Data shown:

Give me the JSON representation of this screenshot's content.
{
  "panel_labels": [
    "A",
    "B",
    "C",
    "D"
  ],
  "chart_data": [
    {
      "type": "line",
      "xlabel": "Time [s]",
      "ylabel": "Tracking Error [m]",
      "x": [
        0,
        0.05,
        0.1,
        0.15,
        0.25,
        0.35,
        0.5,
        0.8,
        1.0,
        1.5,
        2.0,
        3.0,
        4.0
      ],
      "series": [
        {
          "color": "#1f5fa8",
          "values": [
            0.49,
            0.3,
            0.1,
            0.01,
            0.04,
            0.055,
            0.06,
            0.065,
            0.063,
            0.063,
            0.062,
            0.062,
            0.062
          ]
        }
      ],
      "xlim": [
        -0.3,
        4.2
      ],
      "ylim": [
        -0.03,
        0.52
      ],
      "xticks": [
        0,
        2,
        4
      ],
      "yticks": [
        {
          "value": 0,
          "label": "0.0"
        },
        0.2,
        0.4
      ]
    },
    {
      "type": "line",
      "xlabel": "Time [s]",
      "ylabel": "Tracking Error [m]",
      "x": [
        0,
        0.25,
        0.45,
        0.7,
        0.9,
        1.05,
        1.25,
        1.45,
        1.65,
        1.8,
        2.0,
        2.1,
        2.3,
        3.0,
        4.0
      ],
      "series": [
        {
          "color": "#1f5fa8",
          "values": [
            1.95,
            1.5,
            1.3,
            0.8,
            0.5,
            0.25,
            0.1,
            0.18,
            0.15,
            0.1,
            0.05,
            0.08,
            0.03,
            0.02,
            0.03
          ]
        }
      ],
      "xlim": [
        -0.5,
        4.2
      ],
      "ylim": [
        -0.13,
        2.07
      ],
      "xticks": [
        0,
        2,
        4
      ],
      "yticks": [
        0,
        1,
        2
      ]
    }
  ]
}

Problem details: Copy every line of the material, please, keeping it exactly the same.

Result of this task:
Give me the JSON representation of this screenshot's content.
{
  "panel_labels": [
    "A",
    "B",
    "C",
    "D"
  ],
  "chart_data": [
    {
      "type": "line",
      "xlabel": "Time [s]",
      "ylabel": "Tracking Error [m]",
      "x": [
        0,
        0.05,
        0.1,
        0.15,
        0.25,
        0.35,
        0.5,
        0.8,
        1.0,
        1.5,
        2.0,
        3.0,
        4.0
      ],
      "series": [
        {
          "color": "#1f5fa8",
          "values": [
            0.49,
            0.3,
            0.1,
            0.01,
            0.04,
            0.055,
            0.06,
            0.065,
            0.063,
            0.063,
            0.062,
            0.062,
            0.062
          ]
        }
      ],
      "xlim": [
        -0.3,
        4.2
      ],
      "ylim": [
        -0.03,
        0.52
      ],
      "xticks": [
        0,
        2,
        4
      ],
      "yticks": [
        {
          "value": 0,
          "label": "0.0"
        },
        0.2,
        0.4
      ]
    },
    {
      "type": "line",
      "xlabel": "Time [s]",
      "ylabel": "Tracking Error [m]",
      "x": [
        0,
        0.25,
        0.45,
        0.7,
        0.9,
        1.05,
        1.25,
        1.45,
        1.65,
        1.8,
        2.0,
        2.1,
        2.3,
        3.0,
        4.0
      ],
      "series": [
        {
          "color": "#1f5fa8",
          "values": [
            1.95,
            1.5,
            1.3,
            0.8,
            0.5,
            0.25,
            0.1,
            0.18,
            0.15,
            0.1,
            0.05,
            0.08,
            0.03,
            0.02,
            0.03
          ]
        }
      ],
      "xlim": [
        -0.5,
        4.2
      ],
      "ylim": [
        -0.13,
        2.07
      ],
      "xticks": [
        0,
        2,
        4
      ],
      "yticks": [
        0,
        1,
        2
      ]
    }
  ]
}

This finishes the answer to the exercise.